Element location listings
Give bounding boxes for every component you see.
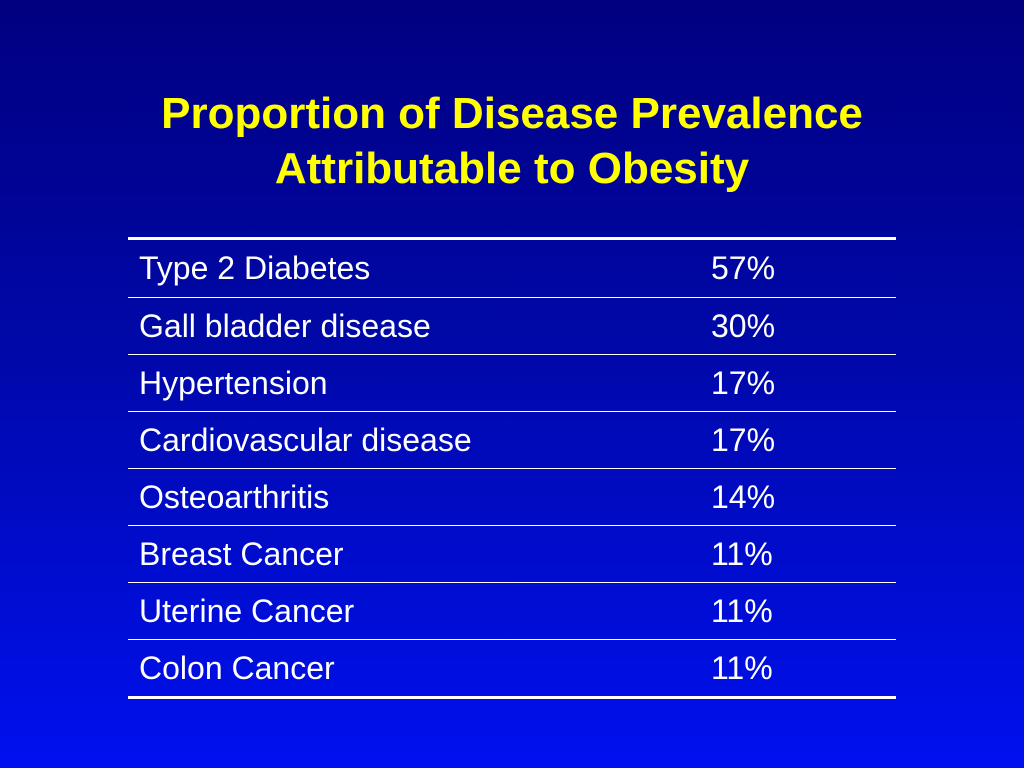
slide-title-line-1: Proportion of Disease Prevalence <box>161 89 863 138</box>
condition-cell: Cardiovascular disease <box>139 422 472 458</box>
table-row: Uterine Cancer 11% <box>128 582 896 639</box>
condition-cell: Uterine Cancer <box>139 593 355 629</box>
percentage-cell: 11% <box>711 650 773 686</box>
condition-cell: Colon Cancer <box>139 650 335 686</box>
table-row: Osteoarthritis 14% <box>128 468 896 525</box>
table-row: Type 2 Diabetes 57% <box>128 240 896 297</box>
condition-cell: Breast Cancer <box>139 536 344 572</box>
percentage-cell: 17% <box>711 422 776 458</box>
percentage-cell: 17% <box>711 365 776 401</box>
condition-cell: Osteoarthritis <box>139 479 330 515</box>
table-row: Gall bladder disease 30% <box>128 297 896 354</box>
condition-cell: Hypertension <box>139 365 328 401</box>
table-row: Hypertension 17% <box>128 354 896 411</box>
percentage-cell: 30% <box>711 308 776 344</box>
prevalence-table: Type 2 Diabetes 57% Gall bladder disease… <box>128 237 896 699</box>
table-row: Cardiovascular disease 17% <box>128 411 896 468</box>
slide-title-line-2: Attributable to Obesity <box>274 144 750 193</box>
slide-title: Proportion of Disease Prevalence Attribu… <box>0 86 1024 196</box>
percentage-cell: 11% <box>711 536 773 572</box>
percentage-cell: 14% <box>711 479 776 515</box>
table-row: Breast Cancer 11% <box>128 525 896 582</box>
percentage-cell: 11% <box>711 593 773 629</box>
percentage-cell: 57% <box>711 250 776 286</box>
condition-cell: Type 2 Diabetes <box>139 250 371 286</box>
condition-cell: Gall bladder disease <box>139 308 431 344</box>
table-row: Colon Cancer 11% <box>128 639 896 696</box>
--
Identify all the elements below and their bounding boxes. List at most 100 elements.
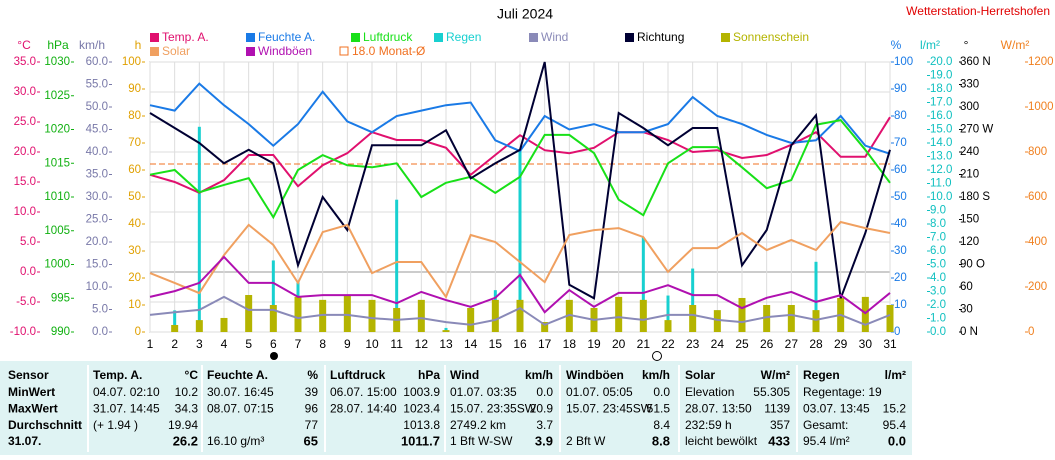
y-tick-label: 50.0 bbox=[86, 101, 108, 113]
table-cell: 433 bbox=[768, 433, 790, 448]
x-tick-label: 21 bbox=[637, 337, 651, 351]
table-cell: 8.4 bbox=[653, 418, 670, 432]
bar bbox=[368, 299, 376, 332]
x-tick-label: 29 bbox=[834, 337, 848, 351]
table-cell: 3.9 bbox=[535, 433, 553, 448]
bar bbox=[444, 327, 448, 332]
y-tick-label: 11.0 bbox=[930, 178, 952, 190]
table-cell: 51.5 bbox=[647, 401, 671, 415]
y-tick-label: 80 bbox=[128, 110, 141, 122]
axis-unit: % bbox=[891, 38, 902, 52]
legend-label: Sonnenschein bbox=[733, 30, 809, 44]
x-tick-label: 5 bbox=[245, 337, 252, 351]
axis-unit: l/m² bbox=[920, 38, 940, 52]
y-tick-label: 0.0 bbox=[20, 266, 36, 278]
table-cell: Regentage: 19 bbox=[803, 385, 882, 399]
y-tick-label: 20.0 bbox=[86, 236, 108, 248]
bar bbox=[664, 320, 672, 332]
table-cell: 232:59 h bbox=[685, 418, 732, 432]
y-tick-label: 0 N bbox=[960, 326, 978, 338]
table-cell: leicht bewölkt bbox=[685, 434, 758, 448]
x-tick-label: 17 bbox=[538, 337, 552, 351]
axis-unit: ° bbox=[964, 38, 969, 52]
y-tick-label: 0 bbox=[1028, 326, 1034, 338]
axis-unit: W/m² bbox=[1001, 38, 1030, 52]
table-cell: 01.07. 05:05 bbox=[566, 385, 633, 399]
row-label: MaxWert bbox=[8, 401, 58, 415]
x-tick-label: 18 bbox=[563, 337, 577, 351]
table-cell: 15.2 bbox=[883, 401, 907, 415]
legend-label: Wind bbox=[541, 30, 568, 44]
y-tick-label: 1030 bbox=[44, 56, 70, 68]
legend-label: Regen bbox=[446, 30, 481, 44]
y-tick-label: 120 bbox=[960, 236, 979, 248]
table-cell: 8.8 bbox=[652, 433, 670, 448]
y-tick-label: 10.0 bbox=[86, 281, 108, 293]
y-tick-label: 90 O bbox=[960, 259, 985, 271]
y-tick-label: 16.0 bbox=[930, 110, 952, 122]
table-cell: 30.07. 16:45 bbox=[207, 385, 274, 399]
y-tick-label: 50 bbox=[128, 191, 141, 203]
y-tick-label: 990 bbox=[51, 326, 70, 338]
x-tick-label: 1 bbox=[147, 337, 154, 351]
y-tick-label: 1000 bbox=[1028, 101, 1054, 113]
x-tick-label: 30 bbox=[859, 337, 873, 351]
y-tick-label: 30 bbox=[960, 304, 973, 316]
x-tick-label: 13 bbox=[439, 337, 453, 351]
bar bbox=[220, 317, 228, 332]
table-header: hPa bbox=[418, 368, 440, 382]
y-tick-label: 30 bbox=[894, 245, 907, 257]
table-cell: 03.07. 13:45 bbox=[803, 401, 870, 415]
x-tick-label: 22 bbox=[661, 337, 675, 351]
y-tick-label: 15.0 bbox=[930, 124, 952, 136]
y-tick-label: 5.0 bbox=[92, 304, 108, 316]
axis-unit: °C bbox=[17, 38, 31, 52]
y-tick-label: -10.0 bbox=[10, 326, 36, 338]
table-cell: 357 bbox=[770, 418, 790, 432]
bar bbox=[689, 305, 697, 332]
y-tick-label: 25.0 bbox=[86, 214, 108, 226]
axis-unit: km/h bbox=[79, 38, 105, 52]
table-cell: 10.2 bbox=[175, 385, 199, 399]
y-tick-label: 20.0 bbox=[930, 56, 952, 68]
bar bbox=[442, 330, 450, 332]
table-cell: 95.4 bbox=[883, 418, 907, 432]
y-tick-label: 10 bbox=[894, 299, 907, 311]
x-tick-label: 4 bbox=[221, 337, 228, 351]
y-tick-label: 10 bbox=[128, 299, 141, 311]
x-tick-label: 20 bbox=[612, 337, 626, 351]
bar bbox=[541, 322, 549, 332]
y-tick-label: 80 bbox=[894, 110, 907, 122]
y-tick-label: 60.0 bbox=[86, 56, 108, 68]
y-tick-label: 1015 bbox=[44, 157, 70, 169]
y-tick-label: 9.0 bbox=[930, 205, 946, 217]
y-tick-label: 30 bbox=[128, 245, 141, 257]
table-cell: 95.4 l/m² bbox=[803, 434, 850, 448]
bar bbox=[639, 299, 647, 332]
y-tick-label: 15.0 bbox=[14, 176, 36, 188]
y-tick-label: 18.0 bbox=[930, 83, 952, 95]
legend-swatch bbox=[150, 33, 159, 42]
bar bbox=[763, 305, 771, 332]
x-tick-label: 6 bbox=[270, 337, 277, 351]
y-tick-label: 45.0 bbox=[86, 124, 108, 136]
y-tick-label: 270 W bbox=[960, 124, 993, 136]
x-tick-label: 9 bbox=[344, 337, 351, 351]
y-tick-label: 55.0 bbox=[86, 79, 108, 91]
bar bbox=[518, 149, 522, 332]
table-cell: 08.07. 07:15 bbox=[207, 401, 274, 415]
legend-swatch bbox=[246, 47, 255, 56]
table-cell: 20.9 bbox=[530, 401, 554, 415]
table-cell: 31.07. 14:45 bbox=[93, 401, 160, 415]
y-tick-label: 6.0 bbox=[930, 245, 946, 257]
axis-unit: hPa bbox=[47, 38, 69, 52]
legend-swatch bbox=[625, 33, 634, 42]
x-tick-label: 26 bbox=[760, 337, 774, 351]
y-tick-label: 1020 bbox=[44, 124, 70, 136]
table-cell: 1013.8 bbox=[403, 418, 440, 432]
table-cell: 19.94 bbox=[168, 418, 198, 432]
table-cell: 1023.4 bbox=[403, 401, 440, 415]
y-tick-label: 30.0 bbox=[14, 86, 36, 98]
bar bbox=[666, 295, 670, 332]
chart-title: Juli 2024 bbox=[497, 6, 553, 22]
---
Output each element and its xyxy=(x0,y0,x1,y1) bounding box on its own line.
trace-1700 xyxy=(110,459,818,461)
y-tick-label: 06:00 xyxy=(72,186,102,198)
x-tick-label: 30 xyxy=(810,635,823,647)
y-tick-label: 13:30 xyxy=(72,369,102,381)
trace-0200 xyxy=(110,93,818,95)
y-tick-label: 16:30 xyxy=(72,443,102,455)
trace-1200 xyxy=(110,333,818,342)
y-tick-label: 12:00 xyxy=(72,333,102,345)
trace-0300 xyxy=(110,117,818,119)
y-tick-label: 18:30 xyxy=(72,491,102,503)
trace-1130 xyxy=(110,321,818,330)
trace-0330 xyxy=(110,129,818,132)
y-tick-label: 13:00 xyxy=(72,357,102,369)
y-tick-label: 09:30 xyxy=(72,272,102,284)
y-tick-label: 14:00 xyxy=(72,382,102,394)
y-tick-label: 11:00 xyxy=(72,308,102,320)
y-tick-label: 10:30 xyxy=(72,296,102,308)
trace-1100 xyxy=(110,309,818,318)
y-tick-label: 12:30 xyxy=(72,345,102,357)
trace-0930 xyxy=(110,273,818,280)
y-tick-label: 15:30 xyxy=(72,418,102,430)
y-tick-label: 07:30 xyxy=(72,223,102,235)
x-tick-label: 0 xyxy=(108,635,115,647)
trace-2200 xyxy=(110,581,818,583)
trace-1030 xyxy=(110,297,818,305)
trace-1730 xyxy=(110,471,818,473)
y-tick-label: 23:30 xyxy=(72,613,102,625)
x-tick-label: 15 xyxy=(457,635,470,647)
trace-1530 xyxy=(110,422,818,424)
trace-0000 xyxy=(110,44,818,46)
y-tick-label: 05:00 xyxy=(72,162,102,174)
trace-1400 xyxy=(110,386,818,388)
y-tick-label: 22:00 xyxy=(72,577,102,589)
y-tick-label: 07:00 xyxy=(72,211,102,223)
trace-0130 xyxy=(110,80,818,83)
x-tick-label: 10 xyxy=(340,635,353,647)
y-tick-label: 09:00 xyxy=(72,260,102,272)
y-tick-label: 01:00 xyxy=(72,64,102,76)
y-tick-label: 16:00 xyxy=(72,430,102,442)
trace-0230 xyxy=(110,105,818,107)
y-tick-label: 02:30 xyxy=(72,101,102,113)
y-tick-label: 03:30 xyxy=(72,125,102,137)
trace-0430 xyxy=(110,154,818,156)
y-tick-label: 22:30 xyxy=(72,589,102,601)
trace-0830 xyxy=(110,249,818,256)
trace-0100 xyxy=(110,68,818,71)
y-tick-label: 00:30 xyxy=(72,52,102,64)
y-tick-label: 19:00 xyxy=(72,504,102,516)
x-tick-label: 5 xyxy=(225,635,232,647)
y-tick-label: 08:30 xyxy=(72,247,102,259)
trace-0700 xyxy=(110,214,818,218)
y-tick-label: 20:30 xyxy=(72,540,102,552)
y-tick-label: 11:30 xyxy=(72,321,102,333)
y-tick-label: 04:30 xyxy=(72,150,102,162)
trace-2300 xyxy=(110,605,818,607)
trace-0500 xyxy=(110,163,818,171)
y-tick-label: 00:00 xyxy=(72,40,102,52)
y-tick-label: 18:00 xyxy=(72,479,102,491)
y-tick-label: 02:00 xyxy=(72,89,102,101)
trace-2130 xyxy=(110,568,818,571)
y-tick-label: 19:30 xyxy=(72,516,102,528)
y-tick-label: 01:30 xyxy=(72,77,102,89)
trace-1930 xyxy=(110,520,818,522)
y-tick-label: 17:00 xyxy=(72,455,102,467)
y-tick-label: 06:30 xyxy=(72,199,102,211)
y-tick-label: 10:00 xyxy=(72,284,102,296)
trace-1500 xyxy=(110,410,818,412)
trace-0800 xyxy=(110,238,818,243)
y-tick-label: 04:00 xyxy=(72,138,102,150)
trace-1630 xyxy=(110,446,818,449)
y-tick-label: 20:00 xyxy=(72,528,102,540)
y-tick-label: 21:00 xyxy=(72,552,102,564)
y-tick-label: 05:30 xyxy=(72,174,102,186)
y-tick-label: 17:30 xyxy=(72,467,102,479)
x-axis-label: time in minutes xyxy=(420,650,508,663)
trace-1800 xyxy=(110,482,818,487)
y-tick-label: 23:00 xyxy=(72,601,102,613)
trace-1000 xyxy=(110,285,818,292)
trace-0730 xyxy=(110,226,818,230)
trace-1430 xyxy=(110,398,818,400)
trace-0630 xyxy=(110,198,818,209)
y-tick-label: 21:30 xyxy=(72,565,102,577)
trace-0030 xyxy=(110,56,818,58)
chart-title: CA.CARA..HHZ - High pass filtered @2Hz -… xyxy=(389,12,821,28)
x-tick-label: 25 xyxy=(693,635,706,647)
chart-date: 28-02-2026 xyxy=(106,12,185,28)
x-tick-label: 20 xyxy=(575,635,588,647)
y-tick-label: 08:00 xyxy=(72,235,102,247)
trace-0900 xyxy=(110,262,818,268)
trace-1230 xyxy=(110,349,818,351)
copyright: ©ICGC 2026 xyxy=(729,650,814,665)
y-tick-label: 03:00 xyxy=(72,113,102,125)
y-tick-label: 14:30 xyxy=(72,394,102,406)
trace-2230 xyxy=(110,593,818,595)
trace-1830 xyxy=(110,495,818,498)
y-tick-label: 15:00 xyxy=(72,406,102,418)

> _Written instruction_
Copy out again, line for line, the part of the rows above that begins with the line containing "slide-title-line-1: Proportion of" and ends with the line containing "condition-cell: Osteoarthritis <box>139", with both of those lines included.

> _Result below_
slide-title-line-1: Proportion of Disease Prevalence <box>161 89 863 138</box>
condition-cell: Cardiovascular disease <box>139 422 472 458</box>
table-row: Uterine Cancer 11% <box>128 582 896 639</box>
condition-cell: Uterine Cancer <box>139 593 355 629</box>
percentage-cell: 11% <box>711 650 773 686</box>
condition-cell: Colon Cancer <box>139 650 335 686</box>
table-row: Osteoarthritis 14% <box>128 468 896 525</box>
table-row: Type 2 Diabetes 57% <box>128 240 896 297</box>
condition-cell: Breast Cancer <box>139 536 344 572</box>
percentage-cell: 17% <box>711 422 776 458</box>
percentage-cell: 17% <box>711 365 776 401</box>
condition-cell: Osteoarthritis <box>139 479 330 515</box>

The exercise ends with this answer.